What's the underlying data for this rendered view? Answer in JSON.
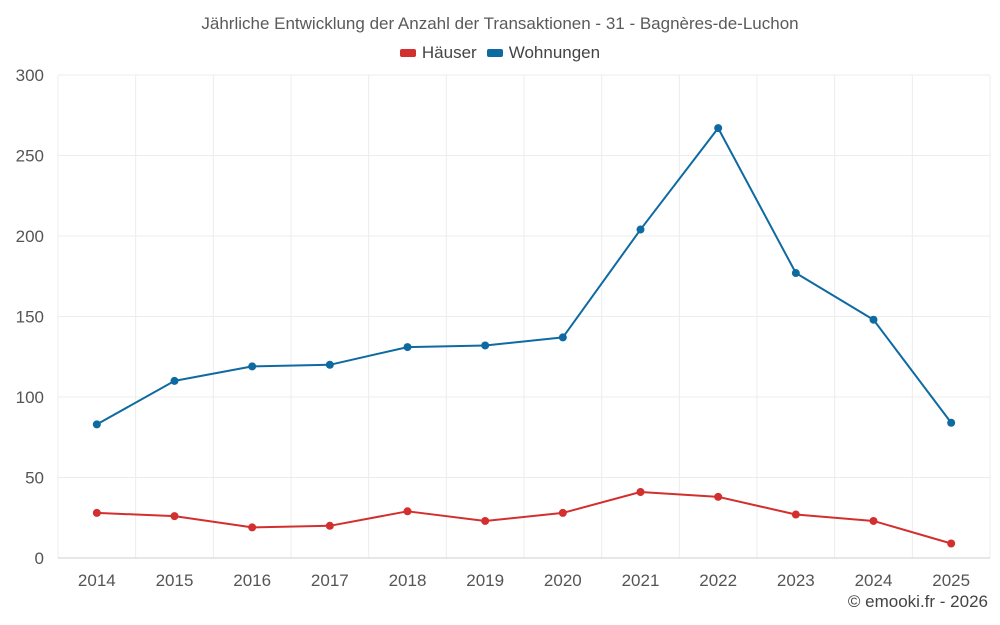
{
  "chart_data": {
    "type": "line",
    "title": "Jährliche Entwicklung der Anzahl der Transaktionen - 31 - Bagnères-de-Luchon",
    "categories": [
      "2014",
      "2015",
      "2016",
      "2017",
      "2018",
      "2019",
      "2020",
      "2021",
      "2022",
      "2023",
      "2024",
      "2025"
    ],
    "ylim": [
      0,
      300
    ],
    "yticks": [
      0,
      50,
      100,
      150,
      200,
      250,
      300
    ],
    "grid": true,
    "legend_position": "top-center",
    "series": [
      {
        "name": "Häuser",
        "color": "#d32f2f",
        "values": [
          28,
          26,
          19,
          20,
          29,
          23,
          28,
          41,
          38,
          27,
          23,
          9
        ]
      },
      {
        "name": "Wohnungen",
        "color": "#0e6aa0",
        "values": [
          83,
          110,
          119,
          120,
          131,
          132,
          137,
          204,
          267,
          177,
          148,
          84
        ]
      }
    ]
  },
  "credit": "© emooki.fr - 2026"
}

════

* _PROMPT_: Output the entries above exactly, without their pictures.

* _EXERCISE RESPONSE_:
What's the underlying data for this rendered view? Answer in JSON.
{
  "chart_data": {
    "type": "line",
    "title": "Jährliche Entwicklung der Anzahl der Transaktionen - 31 - Bagnères-de-Luchon",
    "categories": [
      "2014",
      "2015",
      "2016",
      "2017",
      "2018",
      "2019",
      "2020",
      "2021",
      "2022",
      "2023",
      "2024",
      "2025"
    ],
    "ylim": [
      0,
      300
    ],
    "yticks": [
      0,
      50,
      100,
      150,
      200,
      250,
      300
    ],
    "grid": true,
    "legend_position": "top-center",
    "series": [
      {
        "name": "Häuser",
        "color": "#d32f2f",
        "values": [
          28,
          26,
          19,
          20,
          29,
          23,
          28,
          41,
          38,
          27,
          23,
          9
        ]
      },
      {
        "name": "Wohnungen",
        "color": "#0e6aa0",
        "values": [
          83,
          110,
          119,
          120,
          131,
          132,
          137,
          204,
          267,
          177,
          148,
          84
        ]
      }
    ]
  },
  "credit": "© emooki.fr - 2026"
}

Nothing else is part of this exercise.